-- Extracted data follows --

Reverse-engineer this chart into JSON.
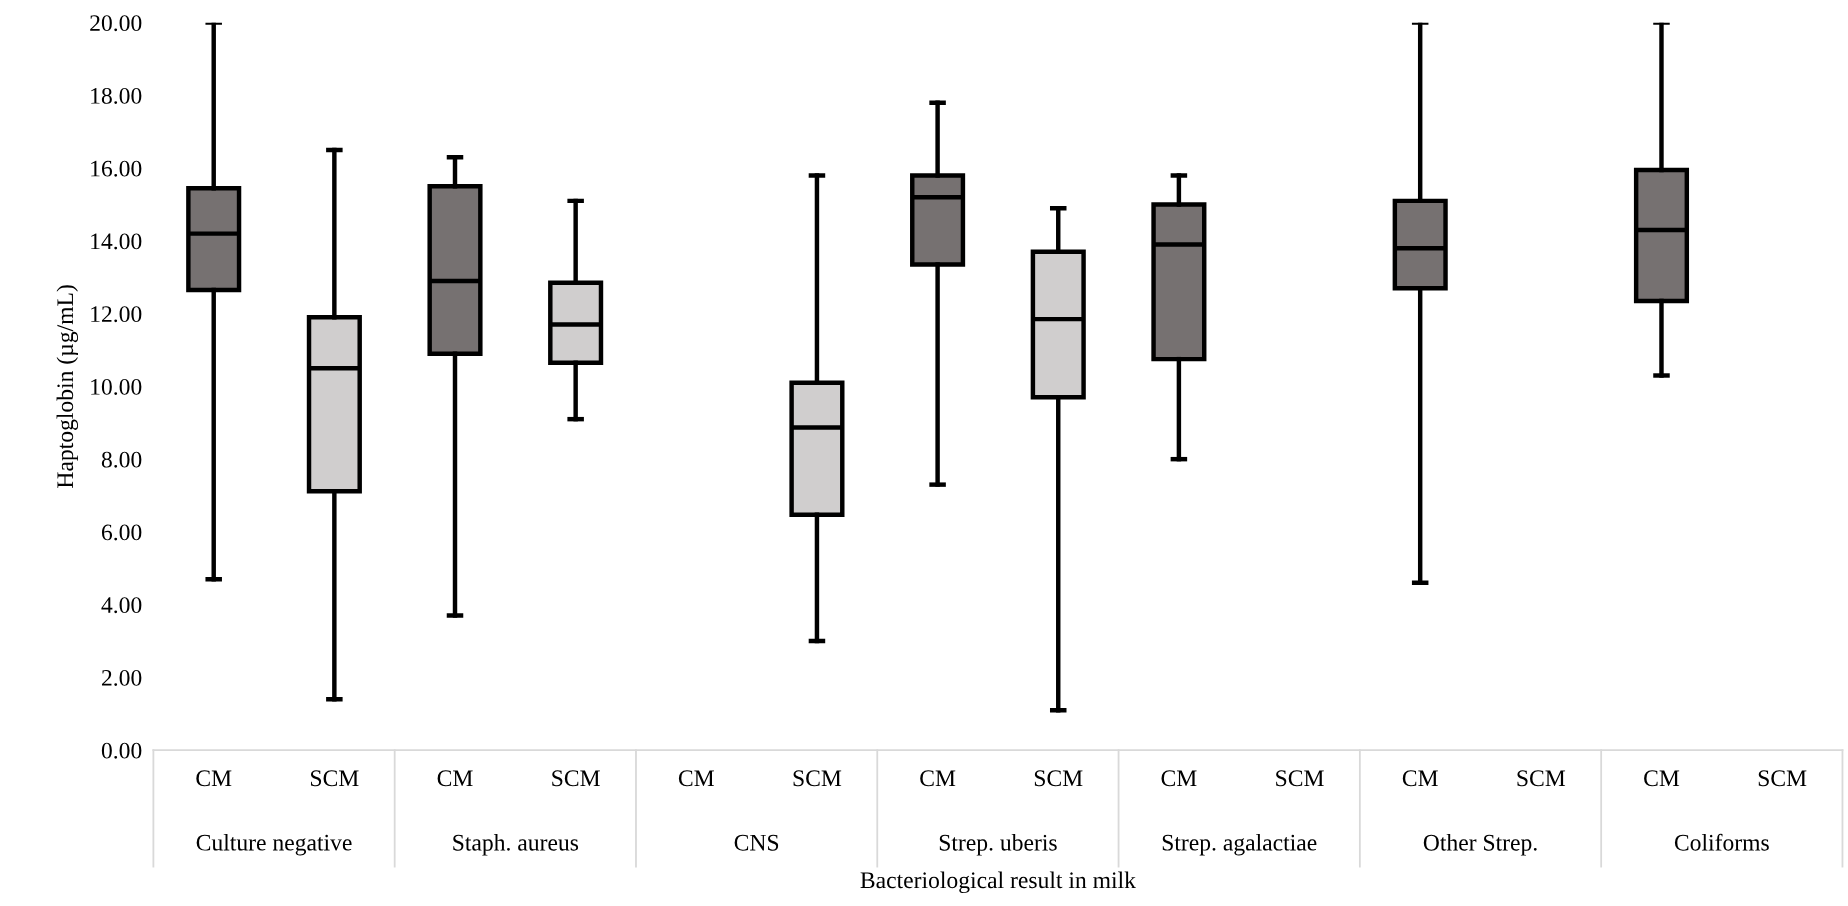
{
  "chart_data": {
    "type": "box",
    "xlabel": "Bacteriological result in milk",
    "ylabel": "Haptoglobin (µg/mL)",
    "categories": [
      "CM",
      "SCM",
      "CM",
      "SCM",
      "CM",
      "SCM",
      "CM",
      "SCM",
      "CM",
      "SCM",
      "CM",
      "SCM",
      "CM",
      "SCM"
    ],
    "annotations": [
      "Culture negative",
      "Staph. aureus",
      "CNS",
      "Strep. uberis",
      "Strep. agalactiae",
      "Other Strep.",
      "Coliforms"
    ],
    "ylim": [
      0,
      20
    ],
    "yticks": [
      {
        "value": 0,
        "label": "0.00"
      },
      {
        "value": 2,
        "label": "2.00"
      },
      {
        "value": 4,
        "label": "4.00"
      },
      {
        "value": 6,
        "label": "6.00"
      },
      {
        "value": 8,
        "label": "8.00"
      },
      {
        "value": 10,
        "label": "10.00"
      },
      {
        "value": 12,
        "label": "12.00"
      },
      {
        "value": 14,
        "label": "14.00"
      },
      {
        "value": 16,
        "label": "16.00"
      },
      {
        "value": 18,
        "label": "18.00"
      },
      {
        "value": 20,
        "label": "20.00"
      }
    ],
    "grid": false,
    "legend": false,
    "series": [
      {
        "color": "#767171",
        "boxes": [
          {
            "low": 4.7,
            "q1": 12.65,
            "median": 14.2,
            "q3": 15.45,
            "high": 20.0
          },
          null,
          {
            "low": 3.7,
            "q1": 10.9,
            "median": 12.9,
            "q3": 15.5,
            "high": 16.3
          },
          null,
          null,
          null,
          {
            "low": 7.3,
            "q1": 13.35,
            "median": 15.2,
            "q3": 15.8,
            "high": 17.8
          },
          null,
          {
            "low": 8.0,
            "q1": 10.75,
            "median": 13.9,
            "q3": 15.0,
            "high": 15.8
          },
          null,
          {
            "low": 4.6,
            "q1": 12.7,
            "median": 13.8,
            "q3": 15.1,
            "high": 20.0
          },
          null,
          {
            "low": 10.3,
            "q1": 12.35,
            "median": 14.3,
            "q3": 15.95,
            "high": 20.0
          },
          null
        ]
      },
      {
        "color": "#d0cece",
        "boxes": [
          null,
          {
            "low": 1.4,
            "q1": 7.12,
            "median": 10.5,
            "q3": 11.9,
            "high": 16.5
          },
          null,
          {
            "low": 9.1,
            "q1": 10.65,
            "median": 11.7,
            "q3": 12.85,
            "high": 15.1
          },
          null,
          {
            "low": 3.0,
            "q1": 6.47,
            "median": 8.87,
            "q3": 10.1,
            "high": 15.8
          },
          null,
          {
            "low": 1.1,
            "q1": 9.7,
            "median": 11.85,
            "q3": 13.7,
            "high": 14.9
          },
          null,
          null,
          null,
          null,
          null,
          null
        ]
      }
    ]
  }
}
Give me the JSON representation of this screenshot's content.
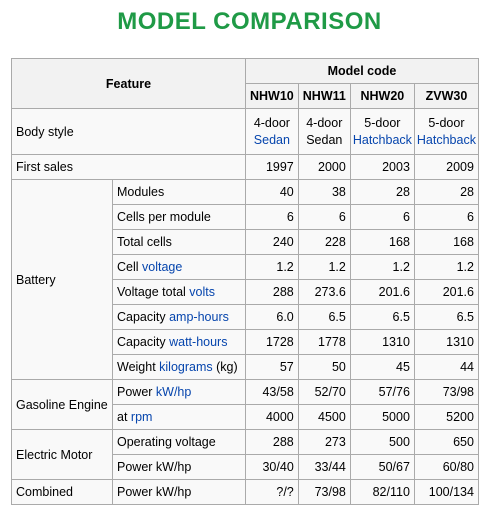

-- Extracted data concluded --

Print every record exactly without the images.

Reverse-engineer this chart into JSON.
{
  "chart_data": {
    "type": "box",
    "xlabel": "Bacteriological result in milk",
    "ylabel": "Haptoglobin (µg/mL)",
    "categories": [
      "CM",
      "SCM",
      "CM",
      "SCM",
      "CM",
      "SCM",
      "CM",
      "SCM",
      "CM",
      "SCM",
      "CM",
      "SCM",
      "CM",
      "SCM"
    ],
    "annotations": [
      "Culture negative",
      "Staph. aureus",
      "CNS",
      "Strep. uberis",
      "Strep. agalactiae",
      "Other Strep.",
      "Coliforms"
    ],
    "ylim": [
      0,
      20
    ],
    "yticks": [
      {
        "value": 0,
        "label": "0.00"
      },
      {
        "value": 2,
        "label": "2.00"
      },
      {
        "value": 4,
        "label": "4.00"
      },
      {
        "value": 6,
        "label": "6.00"
      },
      {
        "value": 8,
        "label": "8.00"
      },
      {
        "value": 10,
        "label": "10.00"
      },
      {
        "value": 12,
        "label": "12.00"
      },
      {
        "value": 14,
        "label": "14.00"
      },
      {
        "value": 16,
        "label": "16.00"
      },
      {
        "value": 18,
        "label": "18.00"
      },
      {
        "value": 20,
        "label": "20.00"
      }
    ],
    "grid": false,
    "legend": false,
    "series": [
      {
        "color": "#767171",
        "boxes": [
          {
            "low": 4.7,
            "q1": 12.65,
            "median": 14.2,
            "q3": 15.45,
            "high": 20.0
          },
          null,
          {
            "low": 3.7,
            "q1": 10.9,
            "median": 12.9,
            "q3": 15.5,
            "high": 16.3
          },
          null,
          null,
          null,
          {
            "low": 7.3,
            "q1": 13.35,
            "median": 15.2,
            "q3": 15.8,
            "high": 17.8
          },
          null,
          {
            "low": 8.0,
            "q1": 10.75,
            "median": 13.9,
            "q3": 15.0,
            "high": 15.8
          },
          null,
          {
            "low": 4.6,
            "q1": 12.7,
            "median": 13.8,
            "q3": 15.1,
            "high": 20.0
          },
          null,
          {
            "low": 10.3,
            "q1": 12.35,
            "median": 14.3,
            "q3": 15.95,
            "high": 20.0
          },
          null
        ]
      },
      {
        "color": "#d0cece",
        "boxes": [
          null,
          {
            "low": 1.4,
            "q1": 7.12,
            "median": 10.5,
            "q3": 11.9,
            "high": 16.5
          },
          null,
          {
            "low": 9.1,
            "q1": 10.65,
            "median": 11.7,
            "q3": 12.85,
            "high": 15.1
          },
          null,
          {
            "low": 3.0,
            "q1": 6.47,
            "median": 8.87,
            "q3": 10.1,
            "high": 15.8
          },
          null,
          {
            "low": 1.1,
            "q1": 9.7,
            "median": 11.85,
            "q3": 13.7,
            "high": 14.9
          },
          null,
          null,
          null,
          null,
          null,
          null
        ]
      }
    ]
  }
}
Give me the JSON representation of this screenshot's content.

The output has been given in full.